GIVEN TASK –
Could you give the data below again, exactly and completely?

(Records from a collection)
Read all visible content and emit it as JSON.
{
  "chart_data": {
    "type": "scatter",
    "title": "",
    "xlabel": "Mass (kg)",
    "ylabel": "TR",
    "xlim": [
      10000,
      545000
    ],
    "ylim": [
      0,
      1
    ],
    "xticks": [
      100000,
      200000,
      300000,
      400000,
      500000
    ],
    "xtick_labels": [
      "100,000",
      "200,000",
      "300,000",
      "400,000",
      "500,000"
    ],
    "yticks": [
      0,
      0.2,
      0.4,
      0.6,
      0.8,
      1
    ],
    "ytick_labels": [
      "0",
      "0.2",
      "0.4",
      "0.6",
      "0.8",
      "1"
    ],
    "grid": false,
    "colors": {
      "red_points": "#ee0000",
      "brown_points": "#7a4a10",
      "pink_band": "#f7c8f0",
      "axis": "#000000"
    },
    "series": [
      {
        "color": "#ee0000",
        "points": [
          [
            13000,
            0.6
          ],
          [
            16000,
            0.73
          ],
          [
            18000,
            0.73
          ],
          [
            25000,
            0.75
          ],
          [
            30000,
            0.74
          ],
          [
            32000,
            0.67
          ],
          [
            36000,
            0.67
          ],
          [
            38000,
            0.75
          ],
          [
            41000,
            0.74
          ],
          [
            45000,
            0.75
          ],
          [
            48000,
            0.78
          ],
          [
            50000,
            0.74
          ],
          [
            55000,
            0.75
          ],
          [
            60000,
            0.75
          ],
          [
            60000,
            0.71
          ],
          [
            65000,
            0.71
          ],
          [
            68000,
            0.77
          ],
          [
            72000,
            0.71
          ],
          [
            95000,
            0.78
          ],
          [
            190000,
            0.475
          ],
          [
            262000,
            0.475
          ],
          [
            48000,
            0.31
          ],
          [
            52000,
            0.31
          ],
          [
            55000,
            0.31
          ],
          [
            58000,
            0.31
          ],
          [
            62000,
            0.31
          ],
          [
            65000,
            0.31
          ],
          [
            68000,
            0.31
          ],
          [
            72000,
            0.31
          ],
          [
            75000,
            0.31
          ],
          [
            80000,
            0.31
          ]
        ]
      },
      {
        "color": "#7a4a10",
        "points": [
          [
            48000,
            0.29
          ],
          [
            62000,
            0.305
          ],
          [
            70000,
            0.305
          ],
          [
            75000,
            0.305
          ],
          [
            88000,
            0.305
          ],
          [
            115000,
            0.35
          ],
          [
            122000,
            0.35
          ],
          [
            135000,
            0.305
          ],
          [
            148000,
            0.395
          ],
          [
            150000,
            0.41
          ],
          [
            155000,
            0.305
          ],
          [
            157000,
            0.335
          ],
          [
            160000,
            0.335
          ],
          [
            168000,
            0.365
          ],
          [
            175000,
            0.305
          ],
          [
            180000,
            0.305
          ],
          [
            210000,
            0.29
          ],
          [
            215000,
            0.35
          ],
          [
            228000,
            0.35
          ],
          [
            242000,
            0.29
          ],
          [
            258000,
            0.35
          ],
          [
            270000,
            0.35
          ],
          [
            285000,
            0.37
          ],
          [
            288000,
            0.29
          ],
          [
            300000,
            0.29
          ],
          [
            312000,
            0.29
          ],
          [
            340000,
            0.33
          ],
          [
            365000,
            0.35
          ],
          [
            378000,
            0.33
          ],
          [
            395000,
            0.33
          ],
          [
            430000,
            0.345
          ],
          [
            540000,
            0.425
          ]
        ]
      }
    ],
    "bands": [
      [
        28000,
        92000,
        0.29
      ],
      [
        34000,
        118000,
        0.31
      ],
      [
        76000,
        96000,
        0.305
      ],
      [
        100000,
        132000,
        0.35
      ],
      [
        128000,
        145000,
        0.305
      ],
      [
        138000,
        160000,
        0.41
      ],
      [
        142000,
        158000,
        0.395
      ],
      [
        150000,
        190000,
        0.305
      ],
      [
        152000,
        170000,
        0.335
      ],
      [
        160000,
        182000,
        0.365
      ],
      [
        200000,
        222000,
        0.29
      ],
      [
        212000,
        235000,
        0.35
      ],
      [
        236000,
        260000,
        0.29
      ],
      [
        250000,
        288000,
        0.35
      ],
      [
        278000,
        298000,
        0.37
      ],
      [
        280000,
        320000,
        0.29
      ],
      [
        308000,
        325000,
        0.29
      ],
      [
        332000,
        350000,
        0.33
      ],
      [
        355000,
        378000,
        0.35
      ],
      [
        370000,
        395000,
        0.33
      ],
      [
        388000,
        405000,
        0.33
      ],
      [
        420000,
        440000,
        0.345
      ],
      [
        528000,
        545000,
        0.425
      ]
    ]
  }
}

RESULT OF THIS TASK –
Read all visible content and emit it as JSON.
{
  "chart_data": {
    "type": "scatter",
    "title": "",
    "xlabel": "Mass (kg)",
    "ylabel": "TR",
    "xlim": [
      10000,
      545000
    ],
    "ylim": [
      0,
      1
    ],
    "xticks": [
      100000,
      200000,
      300000,
      400000,
      500000
    ],
    "xtick_labels": [
      "100,000",
      "200,000",
      "300,000",
      "400,000",
      "500,000"
    ],
    "yticks": [
      0,
      0.2,
      0.4,
      0.6,
      0.8,
      1
    ],
    "ytick_labels": [
      "0",
      "0.2",
      "0.4",
      "0.6",
      "0.8",
      "1"
    ],
    "grid": false,
    "colors": {
      "red_points": "#ee0000",
      "brown_points": "#7a4a10",
      "pink_band": "#f7c8f0",
      "axis": "#000000"
    },
    "series": [
      {
        "color": "#ee0000",
        "points": [
          [
            13000,
            0.6
          ],
          [
            16000,
            0.73
          ],
          [
            18000,
            0.73
          ],
          [
            25000,
            0.75
          ],
          [
            30000,
            0.74
          ],
          [
            32000,
            0.67
          ],
          [
            36000,
            0.67
          ],
          [
            38000,
            0.75
          ],
          [
            41000,
            0.74
          ],
          [
            45000,
            0.75
          ],
          [
            48000,
            0.78
          ],
          [
            50000,
            0.74
          ],
          [
            55000,
            0.75
          ],
          [
            60000,
            0.75
          ],
          [
            60000,
            0.71
          ],
          [
            65000,
            0.71
          ],
          [
            68000,
            0.77
          ],
          [
            72000,
            0.71
          ],
          [
            95000,
            0.78
          ],
          [
            190000,
            0.475
          ],
          [
            262000,
            0.475
          ],
          [
            48000,
            0.31
          ],
          [
            52000,
            0.31
          ],
          [
            55000,
            0.31
          ],
          [
            58000,
            0.31
          ],
          [
            62000,
            0.31
          ],
          [
            65000,
            0.31
          ],
          [
            68000,
            0.31
          ],
          [
            72000,
            0.31
          ],
          [
            75000,
            0.31
          ],
          [
            80000,
            0.31
          ]
        ]
      },
      {
        "color": "#7a4a10",
        "points": [
          [
            48000,
            0.29
          ],
          [
            62000,
            0.305
          ],
          [
            70000,
            0.305
          ],
          [
            75000,
            0.305
          ],
          [
            88000,
            0.305
          ],
          [
            115000,
            0.35
          ],
          [
            122000,
            0.35
          ],
          [
            135000,
            0.305
          ],
          [
            148000,
            0.395
          ],
          [
            150000,
            0.41
          ],
          [
            155000,
            0.305
          ],
          [
            157000,
            0.335
          ],
          [
            160000,
            0.335
          ],
          [
            168000,
            0.365
          ],
          [
            175000,
            0.305
          ],
          [
            180000,
            0.305
          ],
          [
            210000,
            0.29
          ],
          [
            215000,
            0.35
          ],
          [
            228000,
            0.35
          ],
          [
            242000,
            0.29
          ],
          [
            258000,
            0.35
          ],
          [
            270000,
            0.35
          ],
          [
            285000,
            0.37
          ],
          [
            288000,
            0.29
          ],
          [
            300000,
            0.29
          ],
          [
            312000,
            0.29
          ],
          [
            340000,
            0.33
          ],
          [
            365000,
            0.35
          ],
          [
            378000,
            0.33
          ],
          [
            395000,
            0.33
          ],
          [
            430000,
            0.345
          ],
          [
            540000,
            0.425
          ]
        ]
      }
    ],
    "bands": [
      [
        28000,
        92000,
        0.29
      ],
      [
        34000,
        118000,
        0.31
      ],
      [
        76000,
        96000,
        0.305
      ],
      [
        100000,
        132000,
        0.35
      ],
      [
        128000,
        145000,
        0.305
      ],
      [
        138000,
        160000,
        0.41
      ],
      [
        142000,
        158000,
        0.395
      ],
      [
        150000,
        190000,
        0.305
      ],
      [
        152000,
        170000,
        0.335
      ],
      [
        160000,
        182000,
        0.365
      ],
      [
        200000,
        222000,
        0.29
      ],
      [
        212000,
        235000,
        0.35
      ],
      [
        236000,
        260000,
        0.29
      ],
      [
        250000,
        288000,
        0.35
      ],
      [
        278000,
        298000,
        0.37
      ],
      [
        280000,
        320000,
        0.29
      ],
      [
        308000,
        325000,
        0.29
      ],
      [
        332000,
        350000,
        0.33
      ],
      [
        355000,
        378000,
        0.35
      ],
      [
        370000,
        395000,
        0.33
      ],
      [
        388000,
        405000,
        0.33
      ],
      [
        420000,
        440000,
        0.345
      ],
      [
        528000,
        545000,
        0.425
      ]
    ]
  }
}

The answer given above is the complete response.